Instruction —
Would you quote the material below in full and unchanged?

Source data —
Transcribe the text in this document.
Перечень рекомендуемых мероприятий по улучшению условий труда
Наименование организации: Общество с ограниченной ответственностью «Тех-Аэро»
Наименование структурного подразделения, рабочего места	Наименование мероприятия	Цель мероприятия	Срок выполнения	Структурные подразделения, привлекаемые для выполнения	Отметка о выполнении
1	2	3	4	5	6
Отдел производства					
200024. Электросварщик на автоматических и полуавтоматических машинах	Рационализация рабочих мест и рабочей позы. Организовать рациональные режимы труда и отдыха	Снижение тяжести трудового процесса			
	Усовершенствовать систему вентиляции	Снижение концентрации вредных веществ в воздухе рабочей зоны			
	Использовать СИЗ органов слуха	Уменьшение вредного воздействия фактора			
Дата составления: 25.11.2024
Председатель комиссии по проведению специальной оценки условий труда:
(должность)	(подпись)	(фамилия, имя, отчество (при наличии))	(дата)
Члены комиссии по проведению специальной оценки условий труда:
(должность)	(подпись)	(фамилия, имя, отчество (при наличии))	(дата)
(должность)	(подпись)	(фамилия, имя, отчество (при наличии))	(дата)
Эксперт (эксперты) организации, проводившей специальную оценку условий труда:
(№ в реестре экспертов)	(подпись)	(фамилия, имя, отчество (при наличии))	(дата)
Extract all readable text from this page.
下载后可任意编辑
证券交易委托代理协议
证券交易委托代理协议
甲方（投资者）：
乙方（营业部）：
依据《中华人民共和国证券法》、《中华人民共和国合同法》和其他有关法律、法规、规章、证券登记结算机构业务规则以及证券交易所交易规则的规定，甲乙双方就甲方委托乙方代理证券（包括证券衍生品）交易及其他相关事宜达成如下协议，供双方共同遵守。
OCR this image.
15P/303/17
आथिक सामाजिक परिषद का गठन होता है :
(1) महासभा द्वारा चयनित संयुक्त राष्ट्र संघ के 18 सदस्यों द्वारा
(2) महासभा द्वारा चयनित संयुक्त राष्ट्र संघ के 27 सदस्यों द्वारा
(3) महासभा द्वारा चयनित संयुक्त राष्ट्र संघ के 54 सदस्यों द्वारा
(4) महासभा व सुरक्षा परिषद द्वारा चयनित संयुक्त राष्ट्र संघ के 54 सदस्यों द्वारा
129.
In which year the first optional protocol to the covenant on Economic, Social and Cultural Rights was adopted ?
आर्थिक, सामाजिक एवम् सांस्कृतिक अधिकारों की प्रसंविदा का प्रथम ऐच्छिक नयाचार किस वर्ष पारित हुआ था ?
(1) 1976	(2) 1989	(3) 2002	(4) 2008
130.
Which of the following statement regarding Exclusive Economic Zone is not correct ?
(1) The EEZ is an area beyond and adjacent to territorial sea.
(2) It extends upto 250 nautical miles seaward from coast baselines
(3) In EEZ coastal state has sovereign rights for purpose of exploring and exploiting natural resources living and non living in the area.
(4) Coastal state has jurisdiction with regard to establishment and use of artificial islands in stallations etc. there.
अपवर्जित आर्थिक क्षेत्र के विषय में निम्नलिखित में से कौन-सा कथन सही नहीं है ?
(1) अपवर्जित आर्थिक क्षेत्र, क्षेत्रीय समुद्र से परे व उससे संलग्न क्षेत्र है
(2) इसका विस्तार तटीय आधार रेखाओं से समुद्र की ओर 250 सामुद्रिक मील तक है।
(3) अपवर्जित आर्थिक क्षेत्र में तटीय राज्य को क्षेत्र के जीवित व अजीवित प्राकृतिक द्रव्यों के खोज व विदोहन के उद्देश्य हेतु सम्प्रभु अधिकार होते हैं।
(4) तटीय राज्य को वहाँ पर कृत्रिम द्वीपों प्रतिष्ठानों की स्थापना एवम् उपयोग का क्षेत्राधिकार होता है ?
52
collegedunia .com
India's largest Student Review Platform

Complete response —
Transcribe the text in this document.
Перечень рекомендуемых мероприятий по улучшению условий труда
Наименование организации: Общество с ограниченной ответственностью «Тех-Аэро»
Наименование структурного подразделения, рабочего места	Наименование мероприятия	Цель мероприятия	Срок выполнения	Структурные подразделения, привлекаемые для выполнения	Отметка о выполнении
1	2	3	4	5	6
Отдел производства					
200024. Электросварщик на автоматических и полуавтоматических машинах	Рационализация рабочих мест и рабочей позы. Организовать рациональные режимы труда и отдыха	Снижение тяжести трудового процесса			
	Усовершенствовать систему вентиляции	Снижение концентрации вредных веществ в воздухе рабочей зоны			
	Использовать СИЗ органов слуха	Уменьшение вредного воздействия фактора			
Дата составления: 25.11.2024
Председатель комиссии по проведению специальной оценки условий труда:
(должность)	(подпись)	(фамилия, имя, отчество (при наличии))	(дата)
Члены комиссии по проведению специальной оценки условий труда:
(должность)	(подпись)	(фамилия, имя, отчество (при наличии))	(дата)
(должность)	(подпись)	(фамилия, имя, отчество (при наличии))	(дата)
Эксперт (эксперты) организации, проводившей специальную оценку условий труда:
(№ в реестре экспертов)	(подпись)	(фамилия, имя, отчество (при наличии))	(дата)
Extract all readable text from this page.
下载后可任意编辑
证券交易委托代理协议
证券交易委托代理协议
甲方（投资者）：
乙方（营业部）：
依据《中华人民共和国证券法》、《中华人民共和国合同法》和其他有关法律、法规、规章、证券登记结算机构业务规则以及证券交易所交易规则的规定，甲乙双方就甲方委托乙方代理证券（包括证券衍生品）交易及其他相关事宜达成如下协议，供双方共同遵守。
OCR this image.
15P/303/17
आथिक सामाजिक परिषद का गठन होता है :
(1) महासभा द्वारा चयनित संयुक्त राष्ट्र संघ के 18 सदस्यों द्वारा
(2) महासभा द्वारा चयनित संयुक्त राष्ट्र संघ के 27 सदस्यों द्वारा
(3) महासभा द्वारा चयनित संयुक्त राष्ट्र संघ के 54 सदस्यों द्वारा
(4) महासभा व सुरक्षा परिषद द्वारा चयनित संयुक्त राष्ट्र संघ के 54 सदस्यों द्वारा
129.
In which year the first optional protocol to the covenant on Economic, Social and Cultural Rights was adopted ?
आर्थिक, सामाजिक एवम् सांस्कृतिक अधिकारों की प्रसंविदा का प्रथम ऐच्छिक नयाचार किस वर्ष पारित हुआ था ?
(1) 1976	(2) 1989	(3) 2002	(4) 2008
130.
Which of the following statement regarding Exclusive Economic Zone is not correct ?
(1) The EEZ is an area beyond and adjacent to territorial sea.
(2) It extends upto 250 nautical miles seaward from coast baselines
(3) In EEZ coastal state has sovereign rights for purpose of exploring and exploiting natural resources living and non living in the area.
(4) Coastal state has jurisdiction with regard to establishment and use of artificial islands in stallations etc. there.
अपवर्जित आर्थिक क्षेत्र के विषय में निम्नलिखित में से कौन-सा कथन सही नहीं है ?
(1) अपवर्जित आर्थिक क्षेत्र, क्षेत्रीय समुद्र से परे व उससे संलग्न क्षेत्र है
(2) इसका विस्तार तटीय आधार रेखाओं से समुद्र की ओर 250 सामुद्रिक मील तक है।
(3) अपवर्जित आर्थिक क्षेत्र में तटीय राज्य को क्षेत्र के जीवित व अजीवित प्राकृतिक द्रव्यों के खोज व विदोहन के उद्देश्य हेतु सम्प्रभु अधिकार होते हैं।
(4) तटीय राज्य को वहाँ पर कृत्रिम द्वीपों प्रतिष्ठानों की स्थापना एवम् उपयोग का क्षेत्राधिकार होता है ?
52
collegedunia .com
India's largest Student Review Platform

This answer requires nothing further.